(begin)

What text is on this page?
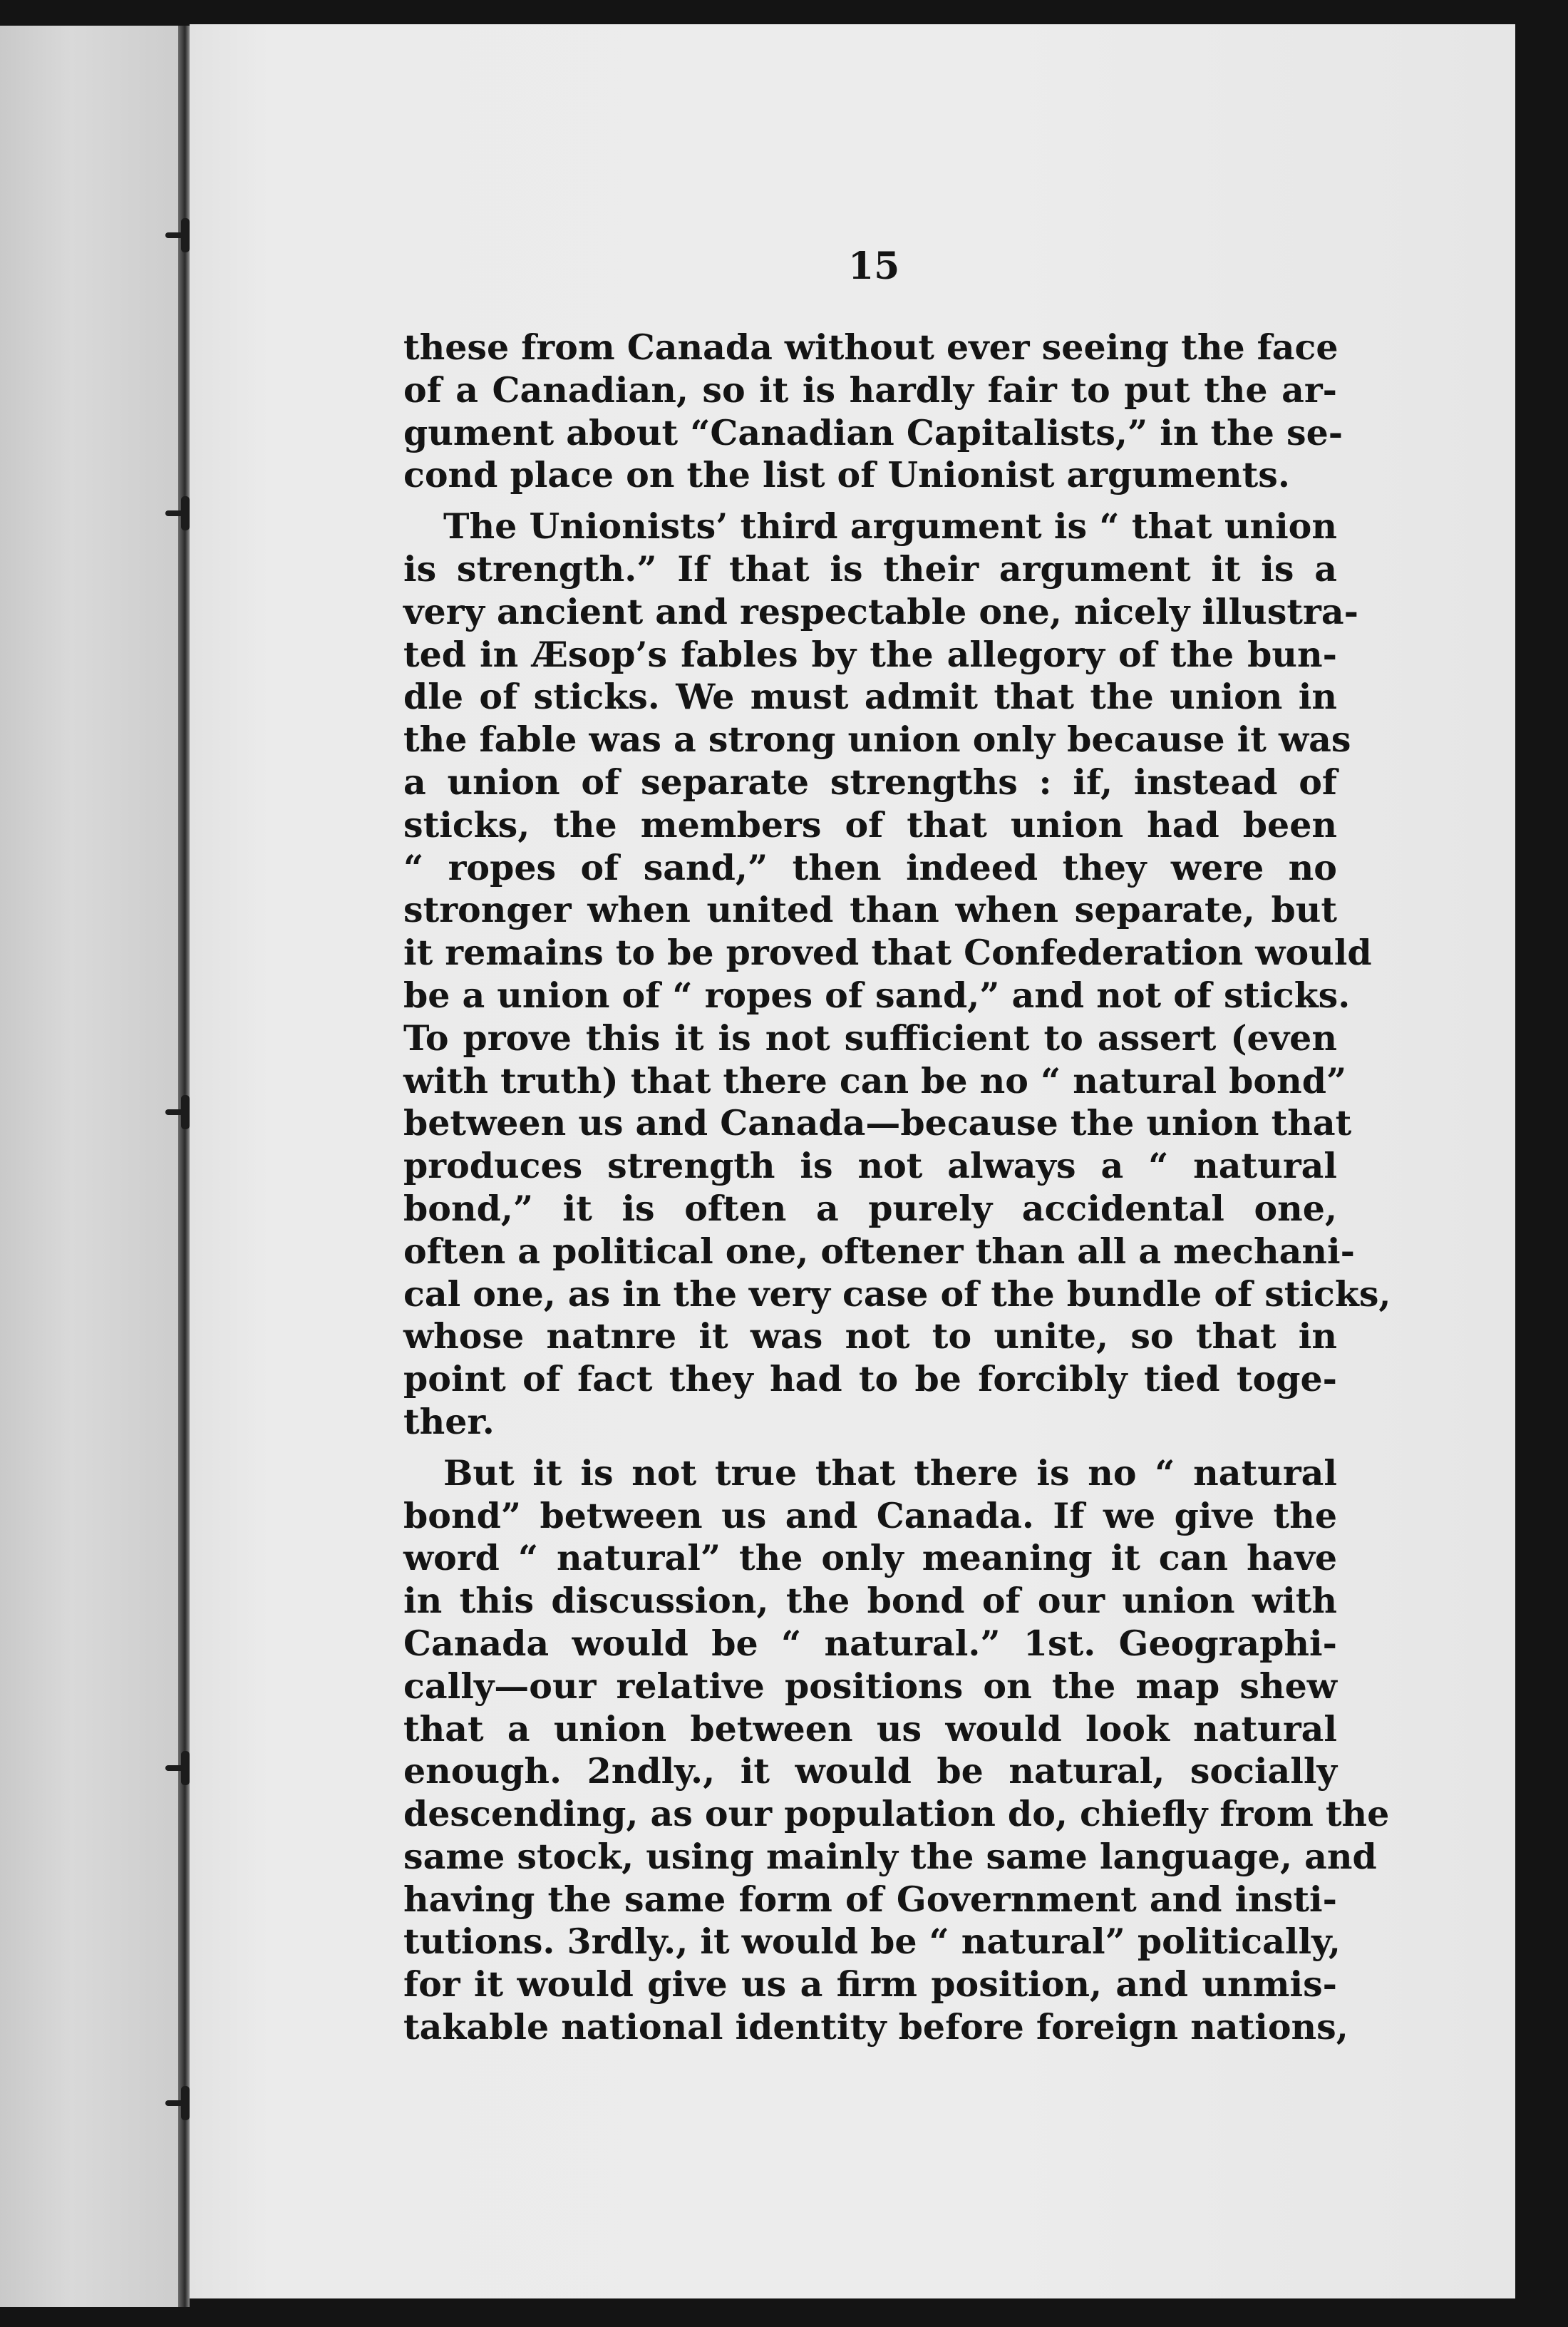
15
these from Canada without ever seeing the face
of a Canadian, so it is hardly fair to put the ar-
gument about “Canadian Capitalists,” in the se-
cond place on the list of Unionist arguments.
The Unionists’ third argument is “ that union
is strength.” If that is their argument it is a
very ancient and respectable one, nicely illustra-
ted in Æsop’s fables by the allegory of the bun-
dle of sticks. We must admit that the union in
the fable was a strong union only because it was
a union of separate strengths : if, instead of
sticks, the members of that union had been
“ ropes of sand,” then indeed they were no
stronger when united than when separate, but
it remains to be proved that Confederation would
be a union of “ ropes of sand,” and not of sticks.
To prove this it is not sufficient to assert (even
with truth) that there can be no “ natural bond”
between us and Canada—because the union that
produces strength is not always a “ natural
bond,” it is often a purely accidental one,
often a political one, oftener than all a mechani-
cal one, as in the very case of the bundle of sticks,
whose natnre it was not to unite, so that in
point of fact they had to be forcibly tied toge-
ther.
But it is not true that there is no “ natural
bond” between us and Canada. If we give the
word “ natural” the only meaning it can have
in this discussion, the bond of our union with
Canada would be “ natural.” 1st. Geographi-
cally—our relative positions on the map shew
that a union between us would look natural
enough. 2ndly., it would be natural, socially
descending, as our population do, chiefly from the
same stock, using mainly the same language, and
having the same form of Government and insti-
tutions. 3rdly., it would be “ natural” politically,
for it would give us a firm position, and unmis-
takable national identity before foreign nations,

(end)
(begin)

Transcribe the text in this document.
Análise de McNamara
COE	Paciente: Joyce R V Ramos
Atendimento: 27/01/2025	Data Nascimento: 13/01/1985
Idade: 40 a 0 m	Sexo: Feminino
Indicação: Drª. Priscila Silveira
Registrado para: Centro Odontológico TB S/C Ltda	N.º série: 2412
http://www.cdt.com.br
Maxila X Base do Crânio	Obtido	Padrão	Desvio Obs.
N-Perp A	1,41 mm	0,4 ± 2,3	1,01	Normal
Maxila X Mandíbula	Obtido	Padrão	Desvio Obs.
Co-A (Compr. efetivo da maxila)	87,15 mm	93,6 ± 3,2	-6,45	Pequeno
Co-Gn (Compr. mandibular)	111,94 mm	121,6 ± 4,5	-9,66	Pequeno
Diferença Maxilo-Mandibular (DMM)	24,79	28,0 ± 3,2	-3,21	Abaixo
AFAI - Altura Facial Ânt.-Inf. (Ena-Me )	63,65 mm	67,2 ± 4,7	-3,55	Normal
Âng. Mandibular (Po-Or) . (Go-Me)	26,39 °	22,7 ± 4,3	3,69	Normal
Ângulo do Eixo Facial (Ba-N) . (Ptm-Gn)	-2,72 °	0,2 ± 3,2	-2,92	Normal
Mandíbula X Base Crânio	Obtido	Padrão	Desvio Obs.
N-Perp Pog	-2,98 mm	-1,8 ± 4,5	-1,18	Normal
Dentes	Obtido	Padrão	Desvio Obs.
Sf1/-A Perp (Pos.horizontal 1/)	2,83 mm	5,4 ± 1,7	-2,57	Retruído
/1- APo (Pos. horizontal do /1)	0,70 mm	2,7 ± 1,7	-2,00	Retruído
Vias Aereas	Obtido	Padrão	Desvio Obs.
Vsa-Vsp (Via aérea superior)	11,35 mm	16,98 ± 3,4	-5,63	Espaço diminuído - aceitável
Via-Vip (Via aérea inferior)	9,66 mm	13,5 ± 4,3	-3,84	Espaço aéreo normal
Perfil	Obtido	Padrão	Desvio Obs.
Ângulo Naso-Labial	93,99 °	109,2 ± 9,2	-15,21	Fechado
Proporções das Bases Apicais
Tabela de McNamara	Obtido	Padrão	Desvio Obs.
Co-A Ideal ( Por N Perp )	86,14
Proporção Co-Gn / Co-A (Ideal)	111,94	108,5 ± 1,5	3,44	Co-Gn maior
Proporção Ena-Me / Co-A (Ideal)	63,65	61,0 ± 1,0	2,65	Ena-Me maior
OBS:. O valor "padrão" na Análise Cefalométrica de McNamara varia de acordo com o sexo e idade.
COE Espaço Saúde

(end)
(begin)

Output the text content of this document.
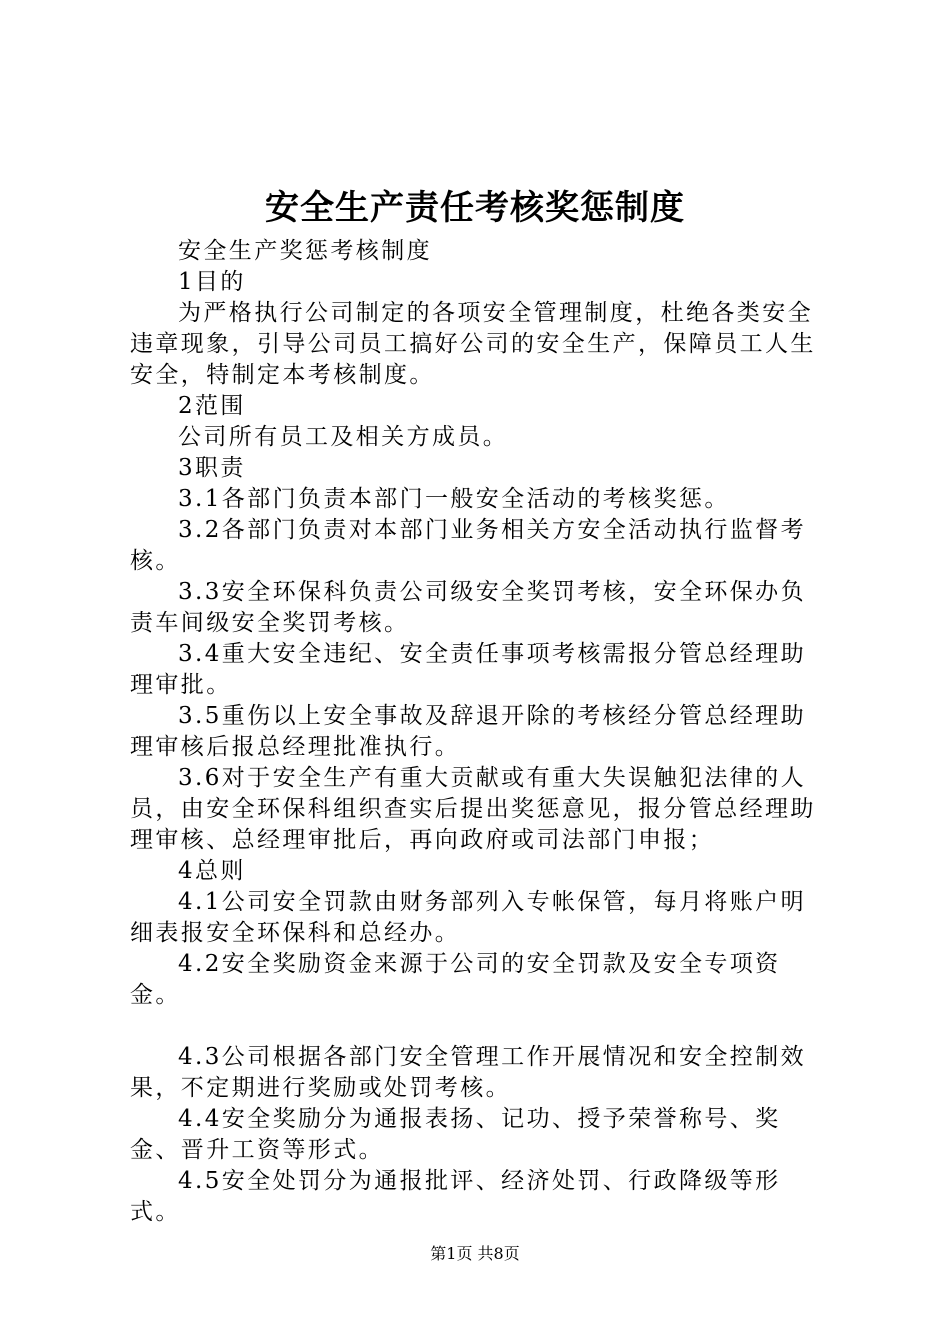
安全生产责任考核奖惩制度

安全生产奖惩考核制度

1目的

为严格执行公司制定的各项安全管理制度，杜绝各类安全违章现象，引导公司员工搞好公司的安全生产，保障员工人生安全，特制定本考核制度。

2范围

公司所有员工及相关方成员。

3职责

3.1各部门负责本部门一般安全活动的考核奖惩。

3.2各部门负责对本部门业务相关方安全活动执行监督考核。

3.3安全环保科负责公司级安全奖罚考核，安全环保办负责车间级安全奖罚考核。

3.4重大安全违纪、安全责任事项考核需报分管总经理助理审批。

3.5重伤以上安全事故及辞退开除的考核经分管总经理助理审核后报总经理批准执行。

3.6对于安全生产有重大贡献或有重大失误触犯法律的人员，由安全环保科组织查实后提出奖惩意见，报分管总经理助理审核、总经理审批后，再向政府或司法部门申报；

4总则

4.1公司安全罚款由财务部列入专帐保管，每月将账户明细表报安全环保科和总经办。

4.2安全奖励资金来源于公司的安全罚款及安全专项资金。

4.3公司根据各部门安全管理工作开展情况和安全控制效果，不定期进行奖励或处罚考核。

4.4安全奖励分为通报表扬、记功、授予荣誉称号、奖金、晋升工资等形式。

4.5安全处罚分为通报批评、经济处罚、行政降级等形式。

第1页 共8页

(end)

How many lines of the listing include the string "very"? Answer with the number alone.

2